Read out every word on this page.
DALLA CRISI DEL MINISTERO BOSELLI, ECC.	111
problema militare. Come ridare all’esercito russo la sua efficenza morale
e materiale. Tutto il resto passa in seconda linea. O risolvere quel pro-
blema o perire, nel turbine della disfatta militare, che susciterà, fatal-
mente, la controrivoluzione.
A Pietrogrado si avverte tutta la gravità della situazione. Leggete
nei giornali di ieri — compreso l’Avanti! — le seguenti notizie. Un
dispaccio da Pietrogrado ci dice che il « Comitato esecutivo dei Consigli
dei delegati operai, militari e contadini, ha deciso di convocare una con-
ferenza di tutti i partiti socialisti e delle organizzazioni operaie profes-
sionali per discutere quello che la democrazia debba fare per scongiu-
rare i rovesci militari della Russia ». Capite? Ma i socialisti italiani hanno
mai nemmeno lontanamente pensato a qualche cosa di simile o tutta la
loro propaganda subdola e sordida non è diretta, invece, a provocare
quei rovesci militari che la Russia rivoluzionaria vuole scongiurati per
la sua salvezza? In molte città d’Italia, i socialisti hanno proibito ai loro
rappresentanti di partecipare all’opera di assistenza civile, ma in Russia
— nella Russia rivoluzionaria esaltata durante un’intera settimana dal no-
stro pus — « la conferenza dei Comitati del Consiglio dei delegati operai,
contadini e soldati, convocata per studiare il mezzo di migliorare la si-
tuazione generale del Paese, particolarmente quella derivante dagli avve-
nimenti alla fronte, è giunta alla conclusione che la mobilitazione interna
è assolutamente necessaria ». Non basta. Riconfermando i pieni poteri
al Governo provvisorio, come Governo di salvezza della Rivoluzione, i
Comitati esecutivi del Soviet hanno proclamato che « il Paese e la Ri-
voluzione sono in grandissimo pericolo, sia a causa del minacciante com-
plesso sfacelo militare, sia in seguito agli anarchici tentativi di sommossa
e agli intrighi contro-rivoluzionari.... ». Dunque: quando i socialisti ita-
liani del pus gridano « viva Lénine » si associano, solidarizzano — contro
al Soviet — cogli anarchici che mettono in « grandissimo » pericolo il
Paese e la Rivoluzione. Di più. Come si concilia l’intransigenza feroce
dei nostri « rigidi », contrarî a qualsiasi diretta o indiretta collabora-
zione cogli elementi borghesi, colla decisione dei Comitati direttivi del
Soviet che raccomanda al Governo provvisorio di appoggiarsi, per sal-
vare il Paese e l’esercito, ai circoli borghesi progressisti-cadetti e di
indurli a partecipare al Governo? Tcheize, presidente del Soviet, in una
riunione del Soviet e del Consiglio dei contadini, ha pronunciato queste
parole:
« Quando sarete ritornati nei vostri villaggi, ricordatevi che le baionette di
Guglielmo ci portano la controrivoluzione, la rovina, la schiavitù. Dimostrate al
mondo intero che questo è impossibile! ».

-------

> **Directive**: Transcribe every record above exactly as it appears.

> **Complete output**:
Read out every word on this page.
DALLA CRISI DEL MINISTERO BOSELLI, ECC.	111
problema militare. Come ridare all’esercito russo la sua efficenza morale
e materiale. Tutto il resto passa in seconda linea. O risolvere quel pro-
blema o perire, nel turbine della disfatta militare, che susciterà, fatal-
mente, la controrivoluzione.
A Pietrogrado si avverte tutta la gravità della situazione. Leggete
nei giornali di ieri — compreso l’Avanti! — le seguenti notizie. Un
dispaccio da Pietrogrado ci dice che il « Comitato esecutivo dei Consigli
dei delegati operai, militari e contadini, ha deciso di convocare una con-
ferenza di tutti i partiti socialisti e delle organizzazioni operaie profes-
sionali per discutere quello che la democrazia debba fare per scongiu-
rare i rovesci militari della Russia ». Capite? Ma i socialisti italiani hanno
mai nemmeno lontanamente pensato a qualche cosa di simile o tutta la
loro propaganda subdola e sordida non è diretta, invece, a provocare
quei rovesci militari che la Russia rivoluzionaria vuole scongiurati per
la sua salvezza? In molte città d’Italia, i socialisti hanno proibito ai loro
rappresentanti di partecipare all’opera di assistenza civile, ma in Russia
— nella Russia rivoluzionaria esaltata durante un’intera settimana dal no-
stro pus — « la conferenza dei Comitati del Consiglio dei delegati operai,
contadini e soldati, convocata per studiare il mezzo di migliorare la si-
tuazione generale del Paese, particolarmente quella derivante dagli avve-
nimenti alla fronte, è giunta alla conclusione che la mobilitazione interna
è assolutamente necessaria ». Non basta. Riconfermando i pieni poteri
al Governo provvisorio, come Governo di salvezza della Rivoluzione, i
Comitati esecutivi del Soviet hanno proclamato che « il Paese e la Ri-
voluzione sono in grandissimo pericolo, sia a causa del minacciante com-
plesso sfacelo militare, sia in seguito agli anarchici tentativi di sommossa
e agli intrighi contro-rivoluzionari.... ». Dunque: quando i socialisti ita-
liani del pus gridano « viva Lénine » si associano, solidarizzano — contro
al Soviet — cogli anarchici che mettono in « grandissimo » pericolo il
Paese e la Rivoluzione. Di più. Come si concilia l’intransigenza feroce
dei nostri « rigidi », contrarî a qualsiasi diretta o indiretta collabora-
zione cogli elementi borghesi, colla decisione dei Comitati direttivi del
Soviet che raccomanda al Governo provvisorio di appoggiarsi, per sal-
vare il Paese e l’esercito, ai circoli borghesi progressisti-cadetti e di
indurli a partecipare al Governo? Tcheize, presidente del Soviet, in una
riunione del Soviet e del Consiglio dei contadini, ha pronunciato queste
parole:
« Quando sarete ritornati nei vostri villaggi, ricordatevi che le baionette di
Guglielmo ci portano la controrivoluzione, la rovina, la schiavitù. Dimostrate al
mondo intero che questo è impossibile! ».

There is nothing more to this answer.